Exercise aim: Omit every picture and return the rest of the data unaltered.

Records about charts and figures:
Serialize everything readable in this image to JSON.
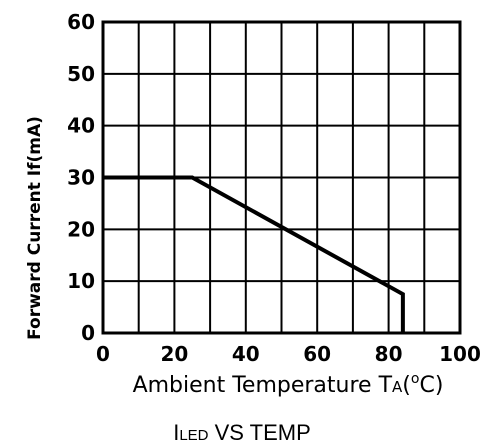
{
  "chart_data": {
    "type": "line",
    "title": "",
    "xlabel": "Ambient Temperature T",
    "xlabel_sub": "A",
    "xlabel_unit_deg": "o",
    "xlabel_unit": "C",
    "xlabel_open": "(",
    "xlabel_close": ")",
    "ylabel": "Forward Current If(mA)",
    "caption_main": "I",
    "caption_sub": "LED",
    "caption_rest": " VS TEMP",
    "xlim": [
      0,
      100
    ],
    "ylim": [
      0,
      60
    ],
    "xticks": [
      "0",
      "20",
      "40",
      "60",
      "80",
      "100"
    ],
    "yticks": [
      "0",
      "10",
      "20",
      "30",
      "40",
      "50",
      "60"
    ],
    "grid": true,
    "grid_x_step": 10,
    "grid_y_step": 10,
    "series": [
      {
        "x": [
          0,
          25,
          84,
          84
        ],
        "y": [
          30,
          30,
          7.5,
          0
        ]
      }
    ]
  }
}
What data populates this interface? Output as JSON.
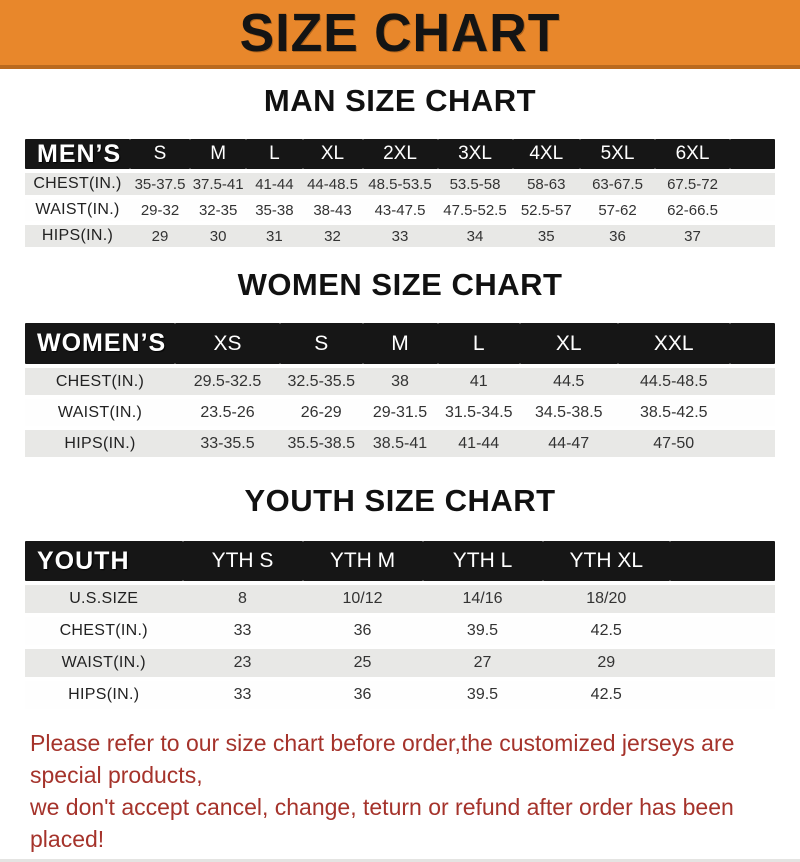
{
  "banner": {
    "title": "SIZE CHART",
    "bg_color": "#E8872B",
    "border_color": "#BA6A1E"
  },
  "colors": {
    "header_bar": "#161616",
    "row_gray": "#E8E8E6",
    "note_red": "#A5332B"
  },
  "sections": [
    {
      "heading": "MAN SIZE CHART",
      "table": {
        "header_label": "MEN’S",
        "columns": [
          "S",
          "M",
          "L",
          "XL",
          "2XL",
          "3XL",
          "4XL",
          "5XL",
          "6XL"
        ],
        "rows": [
          {
            "label": "CHEST(IN.)",
            "values": [
              "35-37.5",
              "37.5-41",
              "41-44",
              "44-48.5",
              "48.5-53.5",
              "53.5-58",
              "58-63",
              "63-67.5",
              "67.5-72"
            ]
          },
          {
            "label": "WAIST(IN.)",
            "values": [
              "29-32",
              "32-35",
              "35-38",
              "38-43",
              "43-47.5",
              "47.5-52.5",
              "52.5-57",
              "57-62",
              "62-66.5"
            ]
          },
          {
            "label": "HIPS(IN.)",
            "values": [
              "29",
              "30",
              "31",
              "32",
              "33",
              "34",
              "35",
              "36",
              "37"
            ]
          }
        ]
      }
    },
    {
      "heading": "WOMEN SIZE CHART",
      "table": {
        "header_label": "WOMEN’S",
        "columns": [
          "XS",
          "S",
          "M",
          "L",
          "XL",
          "XXL"
        ],
        "rows": [
          {
            "label": "CHEST(IN.)",
            "values": [
              "29.5-32.5",
              "32.5-35.5",
              "38",
              "41",
              "44.5",
              "44.5-48.5"
            ]
          },
          {
            "label": "WAIST(IN.)",
            "values": [
              "23.5-26",
              "26-29",
              "29-31.5",
              "31.5-34.5",
              "34.5-38.5",
              "38.5-42.5"
            ]
          },
          {
            "label": "HIPS(IN.)",
            "values": [
              "33-35.5",
              "35.5-38.5",
              "38.5-41",
              "41-44",
              "44-47",
              "47-50"
            ]
          }
        ]
      }
    },
    {
      "heading": "YOUTH SIZE CHART",
      "table": {
        "header_label": "YOUTH",
        "columns": [
          "YTH S",
          "YTH M",
          "YTH L",
          "YTH XL"
        ],
        "rows": [
          {
            "label": "U.S.SIZE",
            "values": [
              "8",
              "10/12",
              "14/16",
              "18/20"
            ]
          },
          {
            "label": "CHEST(IN.)",
            "values": [
              "33",
              "36",
              "39.5",
              "42.5"
            ]
          },
          {
            "label": "WAIST(IN.)",
            "values": [
              "23",
              "25",
              "27",
              "29"
            ]
          },
          {
            "label": "HIPS(IN.)",
            "values": [
              "33",
              "36",
              "39.5",
              "42.5"
            ]
          }
        ]
      }
    }
  ],
  "footer": {
    "line1": "Please refer to our size chart before order,the customized jerseys are special products,",
    "line2": "we don't accept cancel, change, teturn or refund after order has been placed!"
  }
}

The answer:
Serialize everything readable in this image to JSON.
{
  "chart_data": {
    "type": "line",
    "title": "",
    "xlabel": "Ambient Temperature T",
    "xlabel_sub": "A",
    "xlabel_unit_deg": "o",
    "xlabel_unit": "C",
    "xlabel_open": "(",
    "xlabel_close": ")",
    "ylabel": "Forward Current If(mA)",
    "caption_main": "I",
    "caption_sub": "LED",
    "caption_rest": " VS TEMP",
    "xlim": [
      0,
      100
    ],
    "ylim": [
      0,
      60
    ],
    "xticks": [
      "0",
      "20",
      "40",
      "60",
      "80",
      "100"
    ],
    "yticks": [
      "0",
      "10",
      "20",
      "30",
      "40",
      "50",
      "60"
    ],
    "grid": true,
    "grid_x_step": 10,
    "grid_y_step": 10,
    "series": [
      {
        "x": [
          0,
          25,
          84,
          84
        ],
        "y": [
          30,
          30,
          7.5,
          0
        ]
      }
    ]
  }
}
What data populates this interface? Output as JSON.
{
  "banner": {
    "title": "SIZE CHART",
    "bg_color": "#E8872B",
    "border_color": "#BA6A1E"
  },
  "colors": {
    "header_bar": "#161616",
    "row_gray": "#E8E8E6",
    "note_red": "#A5332B"
  },
  "sections": [
    {
      "heading": "MAN SIZE CHART",
      "table": {
        "header_label": "MEN’S",
        "columns": [
          "S",
          "M",
          "L",
          "XL",
          "2XL",
          "3XL",
          "4XL",
          "5XL",
          "6XL"
        ],
        "rows": [
          {
            "label": "CHEST(IN.)",
            "values": [
              "35-37.5",
              "37.5-41",
              "41-44",
              "44-48.5",
              "48.5-53.5",
              "53.5-58",
              "58-63",
              "63-67.5",
              "67.5-72"
            ]
          },
          {
            "label": "WAIST(IN.)",
            "values": [
              "29-32",
              "32-35",
              "35-38",
              "38-43",
              "43-47.5",
              "47.5-52.5",
              "52.5-57",
              "57-62",
              "62-66.5"
            ]
          },
          {
            "label": "HIPS(IN.)",
            "values": [
              "29",
              "30",
              "31",
              "32",
              "33",
              "34",
              "35",
              "36",
              "37"
            ]
          }
        ]
      }
    },
    {
      "heading": "WOMEN SIZE CHART",
      "table": {
        "header_label": "WOMEN’S",
        "columns": [
          "XS",
          "S",
          "M",
          "L",
          "XL",
          "XXL"
        ],
        "rows": [
          {
            "label": "CHEST(IN.)",
            "values": [
              "29.5-32.5",
              "32.5-35.5",
              "38",
              "41",
              "44.5",
              "44.5-48.5"
            ]
          },
          {
            "label": "WAIST(IN.)",
            "values": [
              "23.5-26",
              "26-29",
              "29-31.5",
              "31.5-34.5",
              "34.5-38.5",
              "38.5-42.5"
            ]
          },
          {
            "label": "HIPS(IN.)",
            "values": [
              "33-35.5",
              "35.5-38.5",
              "38.5-41",
              "41-44",
              "44-47",
              "47-50"
            ]
          }
        ]
      }
    },
    {
      "heading": "YOUTH SIZE CHART",
      "table": {
        "header_label": "YOUTH",
        "columns": [
          "YTH S",
          "YTH M",
          "YTH L",
          "YTH XL"
        ],
        "rows": [
          {
            "label": "U.S.SIZE",
            "values": [
              "8",
              "10/12",
              "14/16",
              "18/20"
            ]
          },
          {
            "label": "CHEST(IN.)",
            "values": [
              "33",
              "36",
              "39.5",
              "42.5"
            ]
          },
          {
            "label": "WAIST(IN.)",
            "values": [
              "23",
              "25",
              "27",
              "29"
            ]
          },
          {
            "label": "HIPS(IN.)",
            "values": [
              "33",
              "36",
              "39.5",
              "42.5"
            ]
          }
        ]
      }
    }
  ],
  "footer": {
    "line1": "Please refer to our size chart before order,the customized jerseys are special products,",
    "line2": "we don't accept cancel, change, teturn or refund after order has been placed!"
  }
}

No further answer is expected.